**Short task:**
Print the listing below in its entirety, character for character.

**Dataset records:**
——

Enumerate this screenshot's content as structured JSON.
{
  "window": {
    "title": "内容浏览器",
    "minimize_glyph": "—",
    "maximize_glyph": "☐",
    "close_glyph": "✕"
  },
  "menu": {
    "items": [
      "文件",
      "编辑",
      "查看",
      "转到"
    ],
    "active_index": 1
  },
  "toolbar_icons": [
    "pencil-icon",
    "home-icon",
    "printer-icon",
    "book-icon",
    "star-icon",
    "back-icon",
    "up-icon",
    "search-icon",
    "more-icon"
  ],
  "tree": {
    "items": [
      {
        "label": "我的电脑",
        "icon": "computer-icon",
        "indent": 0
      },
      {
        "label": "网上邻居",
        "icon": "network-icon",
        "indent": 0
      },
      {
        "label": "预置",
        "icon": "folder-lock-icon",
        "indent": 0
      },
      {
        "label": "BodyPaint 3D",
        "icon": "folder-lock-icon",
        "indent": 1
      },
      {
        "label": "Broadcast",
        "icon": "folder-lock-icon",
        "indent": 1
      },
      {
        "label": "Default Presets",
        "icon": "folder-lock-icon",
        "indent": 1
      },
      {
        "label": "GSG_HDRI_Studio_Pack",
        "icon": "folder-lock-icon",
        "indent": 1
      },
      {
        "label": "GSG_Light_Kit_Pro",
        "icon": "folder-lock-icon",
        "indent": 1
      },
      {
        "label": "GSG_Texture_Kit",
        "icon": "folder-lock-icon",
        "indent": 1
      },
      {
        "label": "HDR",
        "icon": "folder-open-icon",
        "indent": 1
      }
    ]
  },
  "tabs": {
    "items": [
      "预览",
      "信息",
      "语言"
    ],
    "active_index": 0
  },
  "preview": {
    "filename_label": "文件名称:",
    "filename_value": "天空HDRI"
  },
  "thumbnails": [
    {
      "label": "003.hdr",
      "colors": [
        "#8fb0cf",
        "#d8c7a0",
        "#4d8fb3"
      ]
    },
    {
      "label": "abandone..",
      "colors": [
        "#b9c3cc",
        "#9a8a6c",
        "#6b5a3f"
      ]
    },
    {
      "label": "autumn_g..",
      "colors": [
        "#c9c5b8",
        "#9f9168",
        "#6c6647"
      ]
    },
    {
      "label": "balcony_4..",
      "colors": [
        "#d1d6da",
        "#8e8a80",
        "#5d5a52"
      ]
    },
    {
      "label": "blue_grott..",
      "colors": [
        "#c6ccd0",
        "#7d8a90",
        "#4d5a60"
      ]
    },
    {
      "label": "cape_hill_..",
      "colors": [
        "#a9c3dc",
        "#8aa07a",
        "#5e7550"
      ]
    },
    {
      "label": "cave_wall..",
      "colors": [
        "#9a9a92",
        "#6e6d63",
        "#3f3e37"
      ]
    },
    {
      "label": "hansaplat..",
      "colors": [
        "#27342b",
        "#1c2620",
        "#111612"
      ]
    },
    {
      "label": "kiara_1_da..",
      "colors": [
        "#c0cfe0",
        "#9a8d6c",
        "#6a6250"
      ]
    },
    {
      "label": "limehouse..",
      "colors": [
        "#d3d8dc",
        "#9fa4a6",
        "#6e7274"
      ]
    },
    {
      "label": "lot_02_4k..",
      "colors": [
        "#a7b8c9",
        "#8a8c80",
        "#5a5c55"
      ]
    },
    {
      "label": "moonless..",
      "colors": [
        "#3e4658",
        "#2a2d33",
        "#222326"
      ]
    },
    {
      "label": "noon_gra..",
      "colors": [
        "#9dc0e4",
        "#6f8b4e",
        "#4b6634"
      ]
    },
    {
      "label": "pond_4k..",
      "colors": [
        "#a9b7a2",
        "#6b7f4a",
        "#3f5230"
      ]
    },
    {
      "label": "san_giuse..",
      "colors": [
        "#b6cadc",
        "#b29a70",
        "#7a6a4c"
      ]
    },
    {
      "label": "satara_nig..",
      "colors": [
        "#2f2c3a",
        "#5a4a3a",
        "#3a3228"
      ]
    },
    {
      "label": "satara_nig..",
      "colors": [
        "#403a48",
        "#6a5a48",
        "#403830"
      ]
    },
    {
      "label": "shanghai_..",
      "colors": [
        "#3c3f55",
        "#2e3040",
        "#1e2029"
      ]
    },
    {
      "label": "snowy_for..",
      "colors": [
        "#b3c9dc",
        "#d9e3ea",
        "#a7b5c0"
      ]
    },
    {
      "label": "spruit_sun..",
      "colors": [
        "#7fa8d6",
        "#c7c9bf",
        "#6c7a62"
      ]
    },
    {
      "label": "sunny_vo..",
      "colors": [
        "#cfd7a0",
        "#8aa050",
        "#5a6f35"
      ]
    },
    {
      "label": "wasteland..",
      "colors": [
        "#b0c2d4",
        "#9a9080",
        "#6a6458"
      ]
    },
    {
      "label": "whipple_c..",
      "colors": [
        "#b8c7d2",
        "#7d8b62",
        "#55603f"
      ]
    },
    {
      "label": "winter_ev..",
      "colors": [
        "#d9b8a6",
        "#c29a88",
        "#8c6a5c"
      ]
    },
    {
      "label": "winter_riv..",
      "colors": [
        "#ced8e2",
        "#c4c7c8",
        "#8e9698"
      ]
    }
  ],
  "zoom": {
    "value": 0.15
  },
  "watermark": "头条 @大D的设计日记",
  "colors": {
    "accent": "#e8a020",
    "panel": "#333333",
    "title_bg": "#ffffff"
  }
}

——

**Solved problem:**
Enumerate this screenshot's content as structured JSON.
{
  "window": {
    "title": "内容浏览器",
    "minimize_glyph": "—",
    "maximize_glyph": "☐",
    "close_glyph": "✕"
  },
  "menu": {
    "items": [
      "文件",
      "编辑",
      "查看",
      "转到"
    ],
    "active_index": 1
  },
  "toolbar_icons": [
    "pencil-icon",
    "home-icon",
    "printer-icon",
    "book-icon",
    "star-icon",
    "back-icon",
    "up-icon",
    "search-icon",
    "more-icon"
  ],
  "tree": {
    "items": [
      {
        "label": "我的电脑",
        "icon": "computer-icon",
        "indent": 0
      },
      {
        "label": "网上邻居",
        "icon": "network-icon",
        "indent": 0
      },
      {
        "label": "预置",
        "icon": "folder-lock-icon",
        "indent": 0
      },
      {
        "label": "BodyPaint 3D",
        "icon": "folder-lock-icon",
        "indent": 1
      },
      {
        "label": "Broadcast",
        "icon": "folder-lock-icon",
        "indent": 1
      },
      {
        "label": "Default Presets",
        "icon": "folder-lock-icon",
        "indent": 1
      },
      {
        "label": "GSG_HDRI_Studio_Pack",
        "icon": "folder-lock-icon",
        "indent": 1
      },
      {
        "label": "GSG_Light_Kit_Pro",
        "icon": "folder-lock-icon",
        "indent": 1
      },
      {
        "label": "GSG_Texture_Kit",
        "icon": "folder-lock-icon",
        "indent": 1
      },
      {
        "label": "HDR",
        "icon": "folder-open-icon",
        "indent": 1
      }
    ]
  },
  "tabs": {
    "items": [
      "预览",
      "信息",
      "语言"
    ],
    "active_index": 0
  },
  "preview": {
    "filename_label": "文件名称:",
    "filename_value": "天空HDRI"
  },
  "thumbnails": [
    {
      "label": "003.hdr",
      "colors": [
        "#8fb0cf",
        "#d8c7a0",
        "#4d8fb3"
      ]
    },
    {
      "label": "abandone..",
      "colors": [
        "#b9c3cc",
        "#9a8a6c",
        "#6b5a3f"
      ]
    },
    {
      "label": "autumn_g..",
      "colors": [
        "#c9c5b8",
        "#9f9168",
        "#6c6647"
      ]
    },
    {
      "label": "balcony_4..",
      "colors": [
        "#d1d6da",
        "#8e8a80",
        "#5d5a52"
      ]
    },
    {
      "label": "blue_grott..",
      "colors": [
        "#c6ccd0",
        "#7d8a90",
        "#4d5a60"
      ]
    },
    {
      "label": "cape_hill_..",
      "colors": [
        "#a9c3dc",
        "#8aa07a",
        "#5e7550"
      ]
    },
    {
      "label": "cave_wall..",
      "colors": [
        "#9a9a92",
        "#6e6d63",
        "#3f3e37"
      ]
    },
    {
      "label": "hansaplat..",
      "colors": [
        "#27342b",
        "#1c2620",
        "#111612"
      ]
    },
    {
      "label": "kiara_1_da..",
      "colors": [
        "#c0cfe0",
        "#9a8d6c",
        "#6a6250"
      ]
    },
    {
      "label": "limehouse..",
      "colors": [
        "#d3d8dc",
        "#9fa4a6",
        "#6e7274"
      ]
    },
    {
      "label": "lot_02_4k..",
      "colors": [
        "#a7b8c9",
        "#8a8c80",
        "#5a5c55"
      ]
    },
    {
      "label": "moonless..",
      "colors": [
        "#3e4658",
        "#2a2d33",
        "#222326"
      ]
    },
    {
      "label": "noon_gra..",
      "colors": [
        "#9dc0e4",
        "#6f8b4e",
        "#4b6634"
      ]
    },
    {
      "label": "pond_4k..",
      "colors": [
        "#a9b7a2",
        "#6b7f4a",
        "#3f5230"
      ]
    },
    {
      "label": "san_giuse..",
      "colors": [
        "#b6cadc",
        "#b29a70",
        "#7a6a4c"
      ]
    },
    {
      "label": "satara_nig..",
      "colors": [
        "#2f2c3a",
        "#5a4a3a",
        "#3a3228"
      ]
    },
    {
      "label": "satara_nig..",
      "colors": [
        "#403a48",
        "#6a5a48",
        "#403830"
      ]
    },
    {
      "label": "shanghai_..",
      "colors": [
        "#3c3f55",
        "#2e3040",
        "#1e2029"
      ]
    },
    {
      "label": "snowy_for..",
      "colors": [
        "#b3c9dc",
        "#d9e3ea",
        "#a7b5c0"
      ]
    },
    {
      "label": "spruit_sun..",
      "colors": [
        "#7fa8d6",
        "#c7c9bf",
        "#6c7a62"
      ]
    },
    {
      "label": "sunny_vo..",
      "colors": [
        "#cfd7a0",
        "#8aa050",
        "#5a6f35"
      ]
    },
    {
      "label": "wasteland..",
      "colors": [
        "#b0c2d4",
        "#9a9080",
        "#6a6458"
      ]
    },
    {
      "label": "whipple_c..",
      "colors": [
        "#b8c7d2",
        "#7d8b62",
        "#55603f"
      ]
    },
    {
      "label": "winter_ev..",
      "colors": [
        "#d9b8a6",
        "#c29a88",
        "#8c6a5c"
      ]
    },
    {
      "label": "winter_riv..",
      "colors": [
        "#ced8e2",
        "#c4c7c8",
        "#8e9698"
      ]
    }
  ],
  "zoom": {
    "value": 0.15
  },
  "watermark": "头条 @大D的设计日记",
  "colors": {
    "accent": "#e8a020",
    "panel": "#333333",
    "title_bg": "#ffffff"
  }
}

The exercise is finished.